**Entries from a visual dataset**

>>

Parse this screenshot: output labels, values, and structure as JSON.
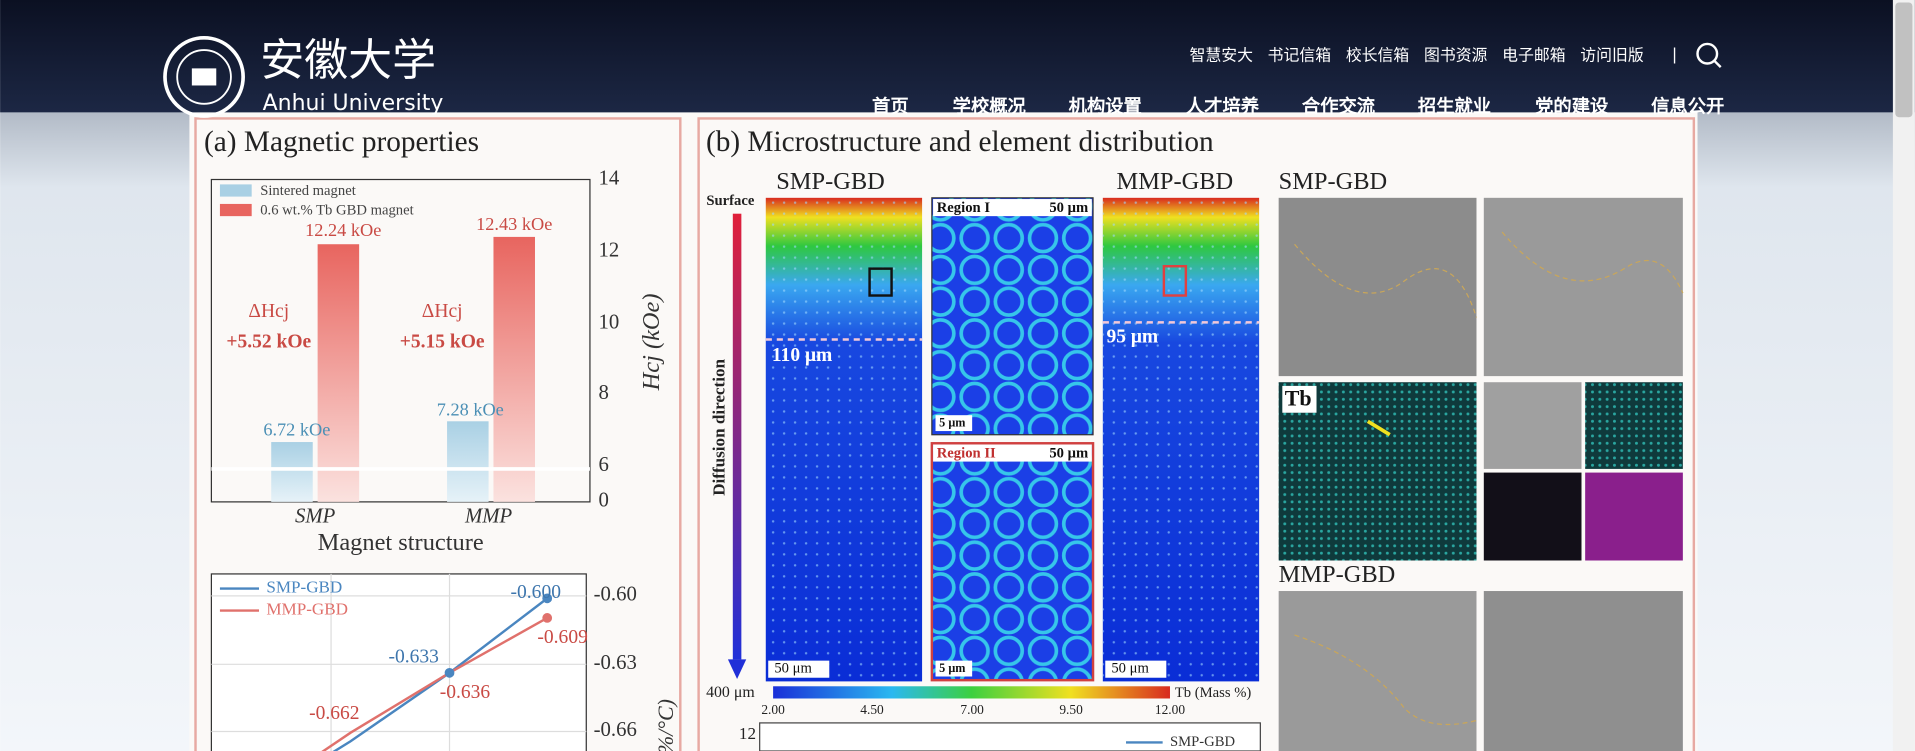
{
  "header": {
    "logo_cn": "安徽大学",
    "logo_en": "Anhui University",
    "top_links": [
      "智慧安大",
      "书记信箱",
      "校长信箱",
      "图书资源",
      "电子邮箱",
      "访问旧版"
    ],
    "separator": "|",
    "nav": [
      "首页",
      "学校概况",
      "机构设置",
      "人才培养",
      "合作交流",
      "招生就业",
      "党的建设",
      "信息公开"
    ]
  },
  "figure": {
    "panel_a": {
      "title": "(a) Magnetic properties",
      "legend": [
        "Sintered magnet",
        "0.6 wt.% Tb GBD magnet"
      ],
      "bar_labels": [
        "6.72 kOe",
        "12.24 kOe",
        "7.28 kOe",
        "12.43 kOe"
      ],
      "delta_labels": [
        "ΔHcj",
        "+5.52 kOe",
        "ΔHcj",
        "+5.15 kOe"
      ],
      "y_ticks": [
        "14",
        "12",
        "10",
        "8",
        "6",
        "0"
      ],
      "y_label": "Hcj (kOe)",
      "categories": [
        "SMP",
        "MMP"
      ],
      "x_label": "Magnet structure",
      "line_legend": [
        "SMP-GBD",
        "MMP-GBD"
      ],
      "line_labels": [
        "-0.600",
        "-0.633",
        "-0.662",
        "-0.609",
        "-0.636"
      ],
      "line_ticks": [
        "-0.60",
        "-0.63",
        "-0.66"
      ],
      "line_y_label": "%/°C)"
    },
    "panel_b": {
      "title": "(b) Microstructure and element distribution",
      "map_titles": [
        "SMP-GBD",
        "MMP-GBD"
      ],
      "surface": "Surface",
      "direction": "Diffusion direction",
      "depth": "400 μm",
      "depths": [
        "110 μm",
        "95 μm"
      ],
      "regions": [
        "Region I",
        "Region II"
      ],
      "scale": "50 μm",
      "small_scale": "5 μm",
      "colorbar_ticks": [
        "2.00",
        "4.50",
        "7.00",
        "9.50",
        "12.00"
      ],
      "colorbar_label": "Tb (Mass %)",
      "tem_titles": [
        "SMP-GBD",
        "MMP-GBD"
      ],
      "tb": "Tb",
      "bottom_tick": "12",
      "bottom_legend": "SMP-GBD"
    }
  }
}
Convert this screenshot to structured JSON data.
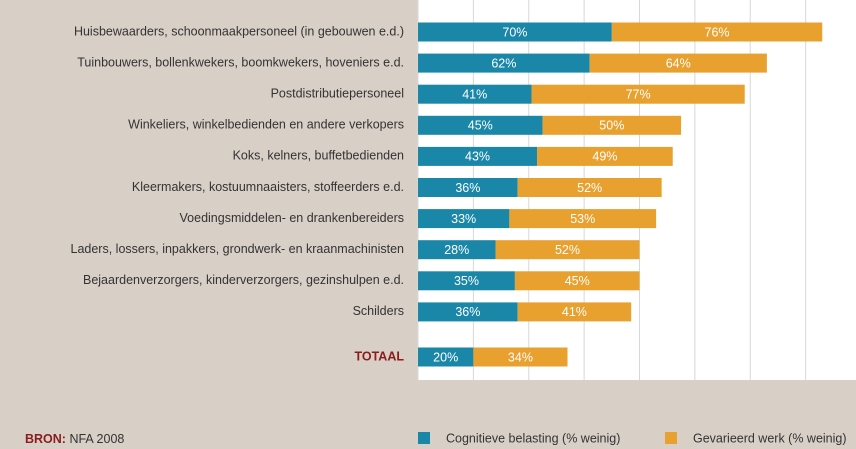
{
  "chart_data": {
    "type": "stacked-barh",
    "categories": [
      "Huisbewaarders, schoonmaakpersoneel (in gebouwen e.d.)",
      "Tuinbouwers, bollenkwekers, boomkwekers, hoveniers e.d.",
      "Postdistributiepersoneel",
      "Winkeliers, winkelbedienden en andere verkopers",
      "Koks, kelners, buffetbedienden",
      "Kleermakers, kostuumnaaisters, stoffeerders e.d.",
      "Voedingsmiddelen- en drankenbereiders",
      "Laders, lossers, inpakkers, grondwerk- en kraanmachinisten",
      "Bejaardenverzorgers, kinderverzorgers, gezinshulpen e.d.",
      "Schilders",
      "TOTAAL"
    ],
    "series": [
      {
        "name": "Cognitieve belasting (% weinig)",
        "color": "#1a87a8",
        "values": [
          70,
          62,
          41,
          45,
          43,
          36,
          33,
          28,
          35,
          36,
          20
        ],
        "value_labels": [
          "70%",
          "62%",
          "41%",
          "45%",
          "43%",
          "36%",
          "33%",
          "28%",
          "35%",
          "36%",
          "20%"
        ]
      },
      {
        "name": "Gevarieerd werk (% weinig)",
        "color": "#e8a02e",
        "values": [
          76,
          64,
          77,
          50,
          49,
          52,
          53,
          52,
          45,
          41,
          34
        ],
        "value_labels": [
          "76%",
          "64%",
          "77%",
          "50%",
          "49%",
          "52%",
          "53%",
          "52%",
          "45%",
          "41%",
          "34%"
        ]
      }
    ],
    "xlim": [
      0,
      160
    ],
    "xticks": [
      0,
      20,
      40,
      60,
      80,
      100,
      120,
      140,
      160
    ],
    "grid": true,
    "source_label": "BRON:",
    "source": "NFA 2008"
  }
}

<<

**What this task involves**
State the number of lines in this listing that contain the string "weinig", and add nothing else.

**Reply to the task**
2